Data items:
* * *
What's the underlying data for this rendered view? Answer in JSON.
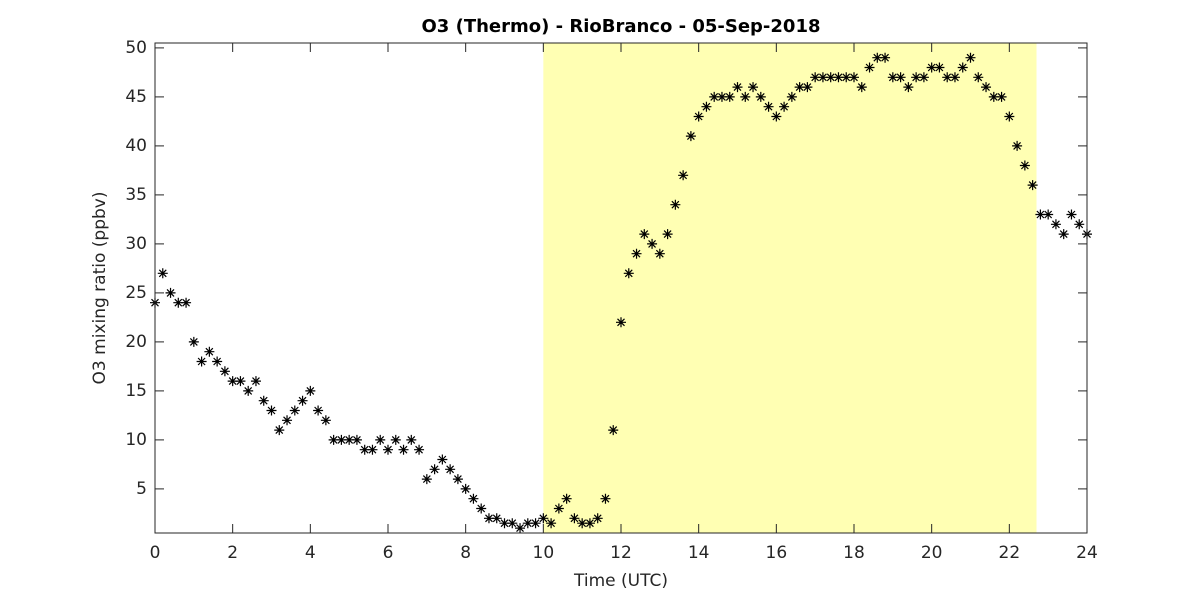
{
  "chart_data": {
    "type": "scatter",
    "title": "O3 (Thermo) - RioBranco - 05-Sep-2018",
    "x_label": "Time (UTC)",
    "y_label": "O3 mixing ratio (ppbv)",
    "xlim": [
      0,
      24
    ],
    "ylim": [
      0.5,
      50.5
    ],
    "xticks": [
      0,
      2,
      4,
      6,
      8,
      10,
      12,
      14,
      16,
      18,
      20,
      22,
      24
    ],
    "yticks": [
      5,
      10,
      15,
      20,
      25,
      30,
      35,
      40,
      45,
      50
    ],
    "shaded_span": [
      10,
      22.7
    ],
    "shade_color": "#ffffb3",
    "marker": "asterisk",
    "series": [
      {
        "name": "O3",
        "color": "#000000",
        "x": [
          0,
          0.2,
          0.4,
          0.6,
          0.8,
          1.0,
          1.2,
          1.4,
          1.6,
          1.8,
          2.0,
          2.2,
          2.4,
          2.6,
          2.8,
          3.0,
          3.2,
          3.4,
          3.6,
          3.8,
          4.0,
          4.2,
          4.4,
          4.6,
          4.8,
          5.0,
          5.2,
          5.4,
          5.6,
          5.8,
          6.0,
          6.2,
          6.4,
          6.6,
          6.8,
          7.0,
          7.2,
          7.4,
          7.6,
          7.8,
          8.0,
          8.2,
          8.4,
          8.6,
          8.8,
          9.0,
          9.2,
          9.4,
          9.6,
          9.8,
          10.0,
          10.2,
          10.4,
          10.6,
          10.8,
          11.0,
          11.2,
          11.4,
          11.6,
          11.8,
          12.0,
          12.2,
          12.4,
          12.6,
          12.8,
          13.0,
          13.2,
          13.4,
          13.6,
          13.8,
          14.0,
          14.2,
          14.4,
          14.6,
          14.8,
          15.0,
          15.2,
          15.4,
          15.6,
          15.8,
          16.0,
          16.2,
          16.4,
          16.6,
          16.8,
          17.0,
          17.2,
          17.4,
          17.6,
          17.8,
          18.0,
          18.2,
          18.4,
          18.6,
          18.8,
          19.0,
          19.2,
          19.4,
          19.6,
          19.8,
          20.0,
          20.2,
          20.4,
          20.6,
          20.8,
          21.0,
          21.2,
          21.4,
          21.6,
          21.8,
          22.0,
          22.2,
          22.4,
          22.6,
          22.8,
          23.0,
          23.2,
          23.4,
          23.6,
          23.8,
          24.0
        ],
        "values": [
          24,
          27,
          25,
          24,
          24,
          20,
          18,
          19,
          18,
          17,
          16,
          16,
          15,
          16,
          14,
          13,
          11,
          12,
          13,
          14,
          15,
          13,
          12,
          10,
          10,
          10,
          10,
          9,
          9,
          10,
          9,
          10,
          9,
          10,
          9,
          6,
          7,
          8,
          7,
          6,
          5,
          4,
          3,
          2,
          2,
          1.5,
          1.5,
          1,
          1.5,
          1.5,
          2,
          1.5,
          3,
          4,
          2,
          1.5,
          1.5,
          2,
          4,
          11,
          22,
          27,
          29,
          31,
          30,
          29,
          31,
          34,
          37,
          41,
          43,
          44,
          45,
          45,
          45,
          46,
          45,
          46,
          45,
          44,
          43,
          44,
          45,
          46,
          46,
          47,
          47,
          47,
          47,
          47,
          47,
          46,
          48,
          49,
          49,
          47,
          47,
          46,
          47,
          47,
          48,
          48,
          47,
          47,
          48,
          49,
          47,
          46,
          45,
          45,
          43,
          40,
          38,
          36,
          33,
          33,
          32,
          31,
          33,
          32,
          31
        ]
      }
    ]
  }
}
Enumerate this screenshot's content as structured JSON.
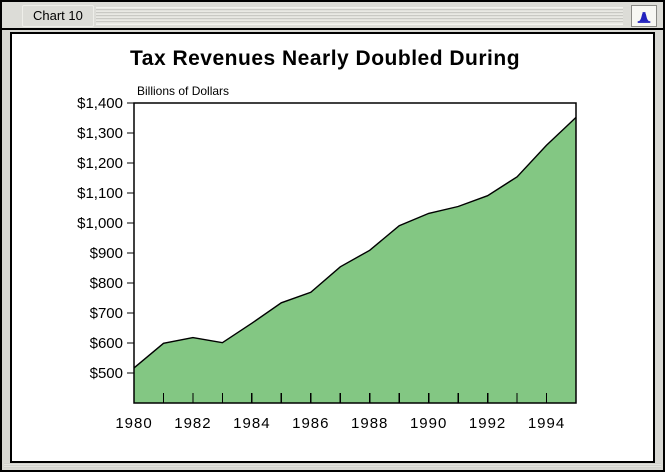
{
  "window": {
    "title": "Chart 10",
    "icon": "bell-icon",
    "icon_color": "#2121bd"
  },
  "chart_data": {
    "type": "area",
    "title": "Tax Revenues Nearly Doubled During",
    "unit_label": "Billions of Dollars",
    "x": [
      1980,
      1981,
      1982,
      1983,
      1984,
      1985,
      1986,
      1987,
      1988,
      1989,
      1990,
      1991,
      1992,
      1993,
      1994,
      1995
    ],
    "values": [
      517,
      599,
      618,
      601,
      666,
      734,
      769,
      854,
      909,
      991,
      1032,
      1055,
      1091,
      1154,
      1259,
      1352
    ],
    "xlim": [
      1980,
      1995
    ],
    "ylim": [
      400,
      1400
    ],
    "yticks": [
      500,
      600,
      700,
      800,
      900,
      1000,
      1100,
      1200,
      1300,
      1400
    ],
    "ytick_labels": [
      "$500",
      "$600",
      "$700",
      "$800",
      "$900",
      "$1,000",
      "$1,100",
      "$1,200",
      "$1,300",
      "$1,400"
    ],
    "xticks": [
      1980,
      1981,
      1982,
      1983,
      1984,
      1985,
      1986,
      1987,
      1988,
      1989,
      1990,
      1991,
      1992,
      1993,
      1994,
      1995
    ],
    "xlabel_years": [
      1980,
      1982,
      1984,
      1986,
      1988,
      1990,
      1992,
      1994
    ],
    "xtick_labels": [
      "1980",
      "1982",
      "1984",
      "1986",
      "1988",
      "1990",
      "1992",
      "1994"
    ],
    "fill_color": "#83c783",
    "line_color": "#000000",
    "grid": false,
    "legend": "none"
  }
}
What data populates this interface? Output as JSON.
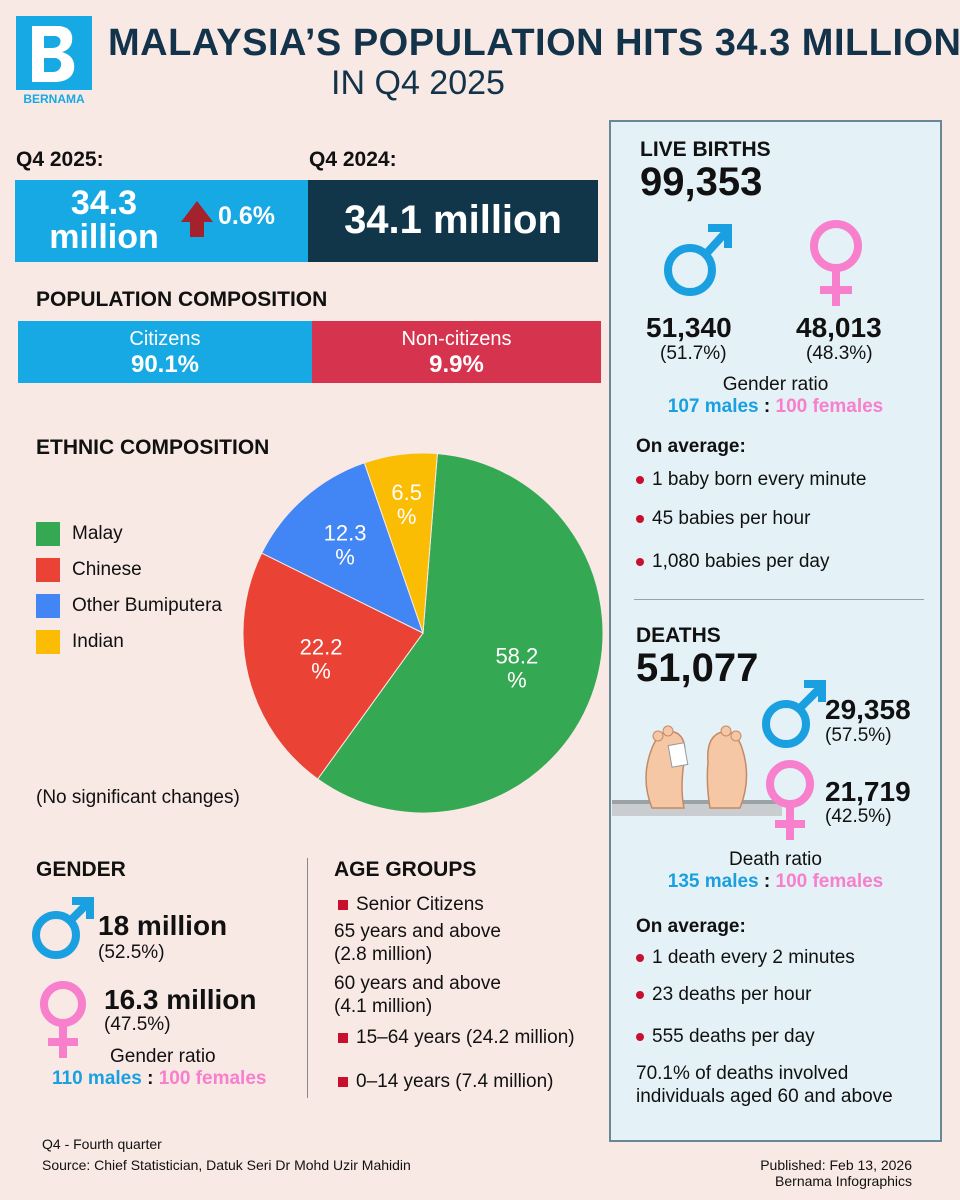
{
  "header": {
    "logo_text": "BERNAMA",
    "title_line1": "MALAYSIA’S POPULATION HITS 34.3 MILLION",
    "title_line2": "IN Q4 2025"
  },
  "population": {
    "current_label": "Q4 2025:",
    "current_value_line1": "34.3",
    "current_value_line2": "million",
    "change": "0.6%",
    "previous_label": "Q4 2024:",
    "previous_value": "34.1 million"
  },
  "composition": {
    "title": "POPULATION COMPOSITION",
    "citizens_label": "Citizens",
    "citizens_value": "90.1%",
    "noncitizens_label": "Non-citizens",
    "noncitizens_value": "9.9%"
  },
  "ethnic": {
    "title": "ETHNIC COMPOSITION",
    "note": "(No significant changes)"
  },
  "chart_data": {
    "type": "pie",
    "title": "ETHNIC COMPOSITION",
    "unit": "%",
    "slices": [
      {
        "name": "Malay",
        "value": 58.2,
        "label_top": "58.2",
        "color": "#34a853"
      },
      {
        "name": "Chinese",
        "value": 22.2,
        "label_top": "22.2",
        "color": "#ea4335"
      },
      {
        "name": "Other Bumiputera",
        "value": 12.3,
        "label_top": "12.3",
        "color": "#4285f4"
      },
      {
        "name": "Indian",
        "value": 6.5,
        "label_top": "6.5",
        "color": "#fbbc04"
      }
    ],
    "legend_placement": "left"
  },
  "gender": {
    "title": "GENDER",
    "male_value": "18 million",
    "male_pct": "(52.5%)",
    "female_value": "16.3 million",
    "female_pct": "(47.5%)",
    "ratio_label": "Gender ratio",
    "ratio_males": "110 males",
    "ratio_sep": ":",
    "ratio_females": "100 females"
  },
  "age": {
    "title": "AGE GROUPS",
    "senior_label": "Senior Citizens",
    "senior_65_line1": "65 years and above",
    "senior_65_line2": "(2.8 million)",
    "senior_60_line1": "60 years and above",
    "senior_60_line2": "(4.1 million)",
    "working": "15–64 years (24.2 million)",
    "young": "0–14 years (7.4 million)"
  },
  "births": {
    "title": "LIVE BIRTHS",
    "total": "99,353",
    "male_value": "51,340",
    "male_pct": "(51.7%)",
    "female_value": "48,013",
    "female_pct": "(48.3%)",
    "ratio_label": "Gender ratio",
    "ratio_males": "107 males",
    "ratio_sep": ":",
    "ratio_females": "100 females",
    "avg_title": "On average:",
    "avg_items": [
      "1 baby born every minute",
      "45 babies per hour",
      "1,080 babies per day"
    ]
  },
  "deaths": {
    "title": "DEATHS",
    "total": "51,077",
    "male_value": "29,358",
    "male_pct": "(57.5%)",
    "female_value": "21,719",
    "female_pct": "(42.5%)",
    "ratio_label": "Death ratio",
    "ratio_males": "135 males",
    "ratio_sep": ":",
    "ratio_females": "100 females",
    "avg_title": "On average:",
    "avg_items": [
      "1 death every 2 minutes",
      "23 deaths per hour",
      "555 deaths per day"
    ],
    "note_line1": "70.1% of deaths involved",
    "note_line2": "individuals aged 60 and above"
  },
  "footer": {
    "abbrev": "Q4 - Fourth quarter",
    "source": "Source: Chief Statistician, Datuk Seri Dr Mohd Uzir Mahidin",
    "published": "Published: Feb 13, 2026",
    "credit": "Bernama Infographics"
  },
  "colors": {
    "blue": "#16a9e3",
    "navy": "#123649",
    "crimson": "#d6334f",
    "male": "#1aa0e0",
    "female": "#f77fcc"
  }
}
* * *
YOUR TASK >> Pull out all lines from the listing that contain the string "JSON".

WRITTEN RESPONSE >>
What's the underlying data for this rendered view? Answer in JSON.
Enumerate this screenshot's content as structured JSON.
What data populates this interface? Output as JSON.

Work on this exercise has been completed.